→ TASK DESCRIPTION:
Give the data below again exactly as written, without its pictures.

→ DATA FOR THE TASK:
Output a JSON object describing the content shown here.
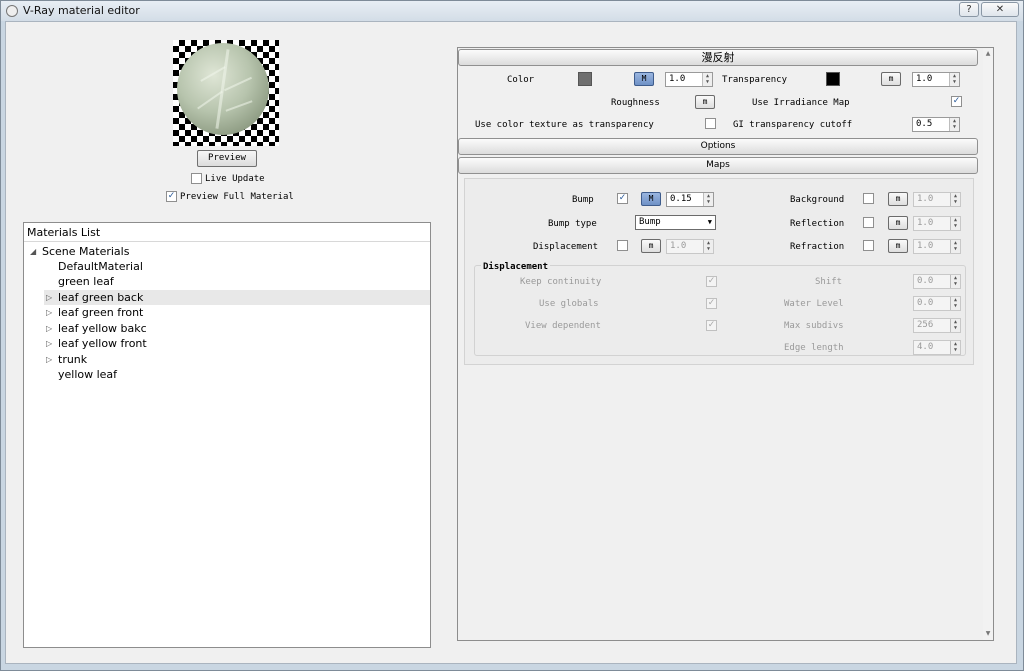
{
  "window": {
    "title": "V-Ray material editor",
    "help_label": "?",
    "close_label": "✕"
  },
  "preview": {
    "button_label": "Preview",
    "live_update_label": "Live Update",
    "live_update_checked": false,
    "preview_full_label": "Preview Full Material",
    "preview_full_checked": true
  },
  "materials": {
    "header": "Materials List",
    "root_label": "Scene Materials",
    "items": [
      {
        "label": "DefaultMaterial",
        "expandable": false,
        "selected": false
      },
      {
        "label": "green leaf",
        "expandable": false,
        "selected": false
      },
      {
        "label": "leaf green back",
        "expandable": true,
        "selected": true
      },
      {
        "label": "leaf green front",
        "expandable": true,
        "selected": false
      },
      {
        "label": "leaf yellow bakc",
        "expandable": true,
        "selected": false
      },
      {
        "label": "leaf yellow front",
        "expandable": true,
        "selected": false
      },
      {
        "label": "trunk",
        "expandable": true,
        "selected": false
      },
      {
        "label": "yellow leaf",
        "expandable": false,
        "selected": false
      }
    ]
  },
  "diffuse": {
    "header": "漫反射",
    "color_label": "Color",
    "color_swatch": "#6f6f6f",
    "color_map_label": "M",
    "color_value": "1.0",
    "transparency_label": "Transparency",
    "transparency_swatch": "#000000",
    "transparency_map_label": "m",
    "transparency_value": "1.0",
    "roughness_label": "Roughness",
    "roughness_map_label": "m",
    "irradiance_label": "Use Irradiance Map",
    "irradiance_checked": true,
    "color_texture_label": "Use color texture as transparency",
    "color_texture_checked": false,
    "gi_cutoff_label": "GI transparency cutoff",
    "gi_cutoff_value": "0.5"
  },
  "options": {
    "header": "Options"
  },
  "maps": {
    "header": "Maps",
    "bump_label": "Bump",
    "bump_checked": true,
    "bump_map_label": "M",
    "bump_value": "0.15",
    "background_label": "Background",
    "background_map_label": "m",
    "background_value": "1.0",
    "bump_type_label": "Bump type",
    "bump_type_value": "Bump",
    "reflection_label": "Reflection",
    "reflection_map_label": "m",
    "reflection_value": "1.0",
    "displacement_label": "Displacement",
    "displacement_map_label": "m",
    "displacement_value": "1.0",
    "refraction_label": "Refraction",
    "refraction_map_label": "m",
    "refraction_value": "1.0"
  },
  "displacement": {
    "group_label": "Displacement",
    "keep_continuity_label": "Keep continuity",
    "use_globals_label": "Use globals",
    "view_dependent_label": "View dependent",
    "shift_label": "Shift",
    "shift_value": "0.0",
    "water_level_label": "Water Level",
    "water_level_value": "0.0",
    "max_subdivs_label": "Max subdivs",
    "max_subdivs_value": "256",
    "edge_length_label": "Edge length",
    "edge_length_value": "4.0"
  },
  "icons": {
    "check": "✓",
    "spin_up": "▲",
    "spin_down": "▼",
    "tree_expanded": "◢",
    "tree_collapsed": "▷",
    "dropdown": "▼"
  }
}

→ SOLVED EXERCISE:
Output a JSON object describing the content shown here.
{
  "window": {
    "title": "V-Ray material editor",
    "help_label": "?",
    "close_label": "✕"
  },
  "preview": {
    "button_label": "Preview",
    "live_update_label": "Live Update",
    "live_update_checked": false,
    "preview_full_label": "Preview Full Material",
    "preview_full_checked": true
  },
  "materials": {
    "header": "Materials List",
    "root_label": "Scene Materials",
    "items": [
      {
        "label": "DefaultMaterial",
        "expandable": false,
        "selected": false
      },
      {
        "label": "green leaf",
        "expandable": false,
        "selected": false
      },
      {
        "label": "leaf green back",
        "expandable": true,
        "selected": true
      },
      {
        "label": "leaf green front",
        "expandable": true,
        "selected": false
      },
      {
        "label": "leaf yellow bakc",
        "expandable": true,
        "selected": false
      },
      {
        "label": "leaf yellow front",
        "expandable": true,
        "selected": false
      },
      {
        "label": "trunk",
        "expandable": true,
        "selected": false
      },
      {
        "label": "yellow leaf",
        "expandable": false,
        "selected": false
      }
    ]
  },
  "diffuse": {
    "header": "漫反射",
    "color_label": "Color",
    "color_swatch": "#6f6f6f",
    "color_map_label": "M",
    "color_value": "1.0",
    "transparency_label": "Transparency",
    "transparency_swatch": "#000000",
    "transparency_map_label": "m",
    "transparency_value": "1.0",
    "roughness_label": "Roughness",
    "roughness_map_label": "m",
    "irradiance_label": "Use Irradiance Map",
    "irradiance_checked": true,
    "color_texture_label": "Use color texture as transparency",
    "color_texture_checked": false,
    "gi_cutoff_label": "GI transparency cutoff",
    "gi_cutoff_value": "0.5"
  },
  "options": {
    "header": "Options"
  },
  "maps": {
    "header": "Maps",
    "bump_label": "Bump",
    "bump_checked": true,
    "bump_map_label": "M",
    "bump_value": "0.15",
    "background_label": "Background",
    "background_map_label": "m",
    "background_value": "1.0",
    "bump_type_label": "Bump type",
    "bump_type_value": "Bump",
    "reflection_label": "Reflection",
    "reflection_map_label": "m",
    "reflection_value": "1.0",
    "displacement_label": "Displacement",
    "displacement_map_label": "m",
    "displacement_value": "1.0",
    "refraction_label": "Refraction",
    "refraction_map_label": "m",
    "refraction_value": "1.0"
  },
  "displacement": {
    "group_label": "Displacement",
    "keep_continuity_label": "Keep continuity",
    "use_globals_label": "Use globals",
    "view_dependent_label": "View dependent",
    "shift_label": "Shift",
    "shift_value": "0.0",
    "water_level_label": "Water Level",
    "water_level_value": "0.0",
    "max_subdivs_label": "Max subdivs",
    "max_subdivs_value": "256",
    "edge_length_label": "Edge length",
    "edge_length_value": "4.0"
  },
  "icons": {
    "check": "✓",
    "spin_up": "▲",
    "spin_down": "▼",
    "tree_expanded": "◢",
    "tree_collapsed": "▷",
    "dropdown": "▼"
  }
}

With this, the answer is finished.